>> BEGIN RECORDS SUPPLIED
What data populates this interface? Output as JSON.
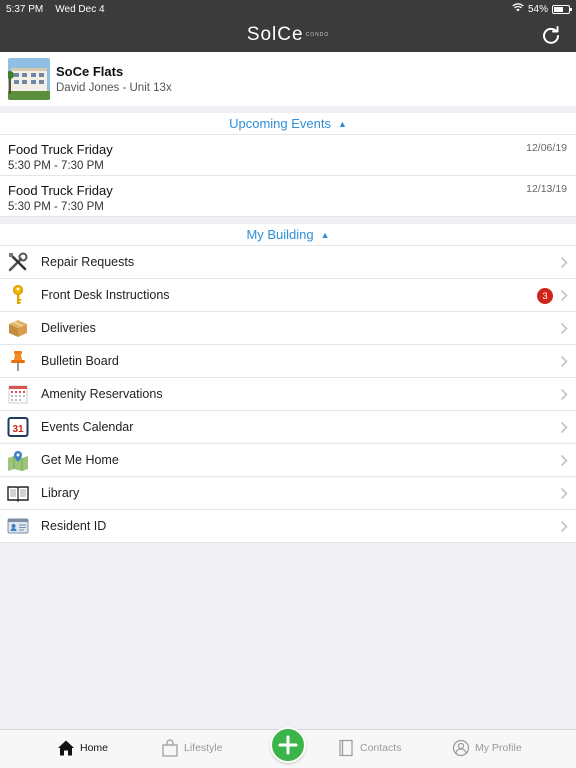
{
  "status_bar": {
    "time": "5:37 PM",
    "date": "Wed Dec 4",
    "battery": "54%",
    "battery_level": 0.54
  },
  "header": {
    "logo_text": "SolCe",
    "logo_sub": "CONDO"
  },
  "property": {
    "name": "SoCe Flats",
    "resident": "David Jones - Unit 13x"
  },
  "upcoming_events": {
    "title": "Upcoming Events",
    "items": [
      {
        "title": "Food Truck Friday",
        "time": "5:30 PM - 7:30 PM",
        "date": "12/06/19"
      },
      {
        "title": "Food Truck Friday",
        "time": "5:30 PM - 7:30 PM",
        "date": "12/13/19"
      }
    ]
  },
  "my_building": {
    "title": "My Building",
    "items": [
      {
        "label": "Repair Requests",
        "icon": "tools-icon",
        "badge": ""
      },
      {
        "label": "Front Desk Instructions",
        "icon": "key-icon",
        "badge": "3"
      },
      {
        "label": "Deliveries",
        "icon": "package-icon",
        "badge": ""
      },
      {
        "label": "Bulletin Board",
        "icon": "pushpin-icon",
        "badge": ""
      },
      {
        "label": "Amenity Reservations",
        "icon": "calendar-grid-icon",
        "badge": ""
      },
      {
        "label": "Events Calendar",
        "icon": "calendar-31-icon",
        "badge": ""
      },
      {
        "label": "Get Me Home",
        "icon": "map-pin-icon",
        "badge": ""
      },
      {
        "label": "Library",
        "icon": "book-icon",
        "badge": ""
      },
      {
        "label": "Resident ID",
        "icon": "id-card-icon",
        "badge": ""
      }
    ]
  },
  "tabbar": {
    "home": "Home",
    "lifestyle": "Lifestyle",
    "contacts": "Contacts",
    "profile": "My Profile"
  },
  "colors": {
    "accent": "#2e8fd8",
    "topbar": "#3b3b3b",
    "fab": "#3bb54a",
    "badge": "#d0241b"
  }
}
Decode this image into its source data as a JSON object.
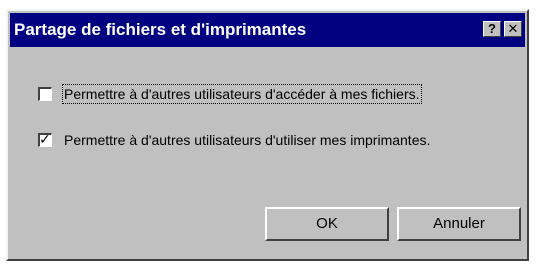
>> END RECORDS SUPPLIED
WHAT TO DO:
In the material above, find each line that contains the word "icon", and select it.

RESPONSE BELOW:
        "icon": "tools-icon",
        "icon": "key-icon",
        "icon": "package-icon",
        "icon": "pushpin-icon",
        "icon": "calendar-grid-icon",
        "icon": "calendar-31-icon",
        "icon": "map-pin-icon",
        "icon": "book-icon",
        "icon": "id-card-icon",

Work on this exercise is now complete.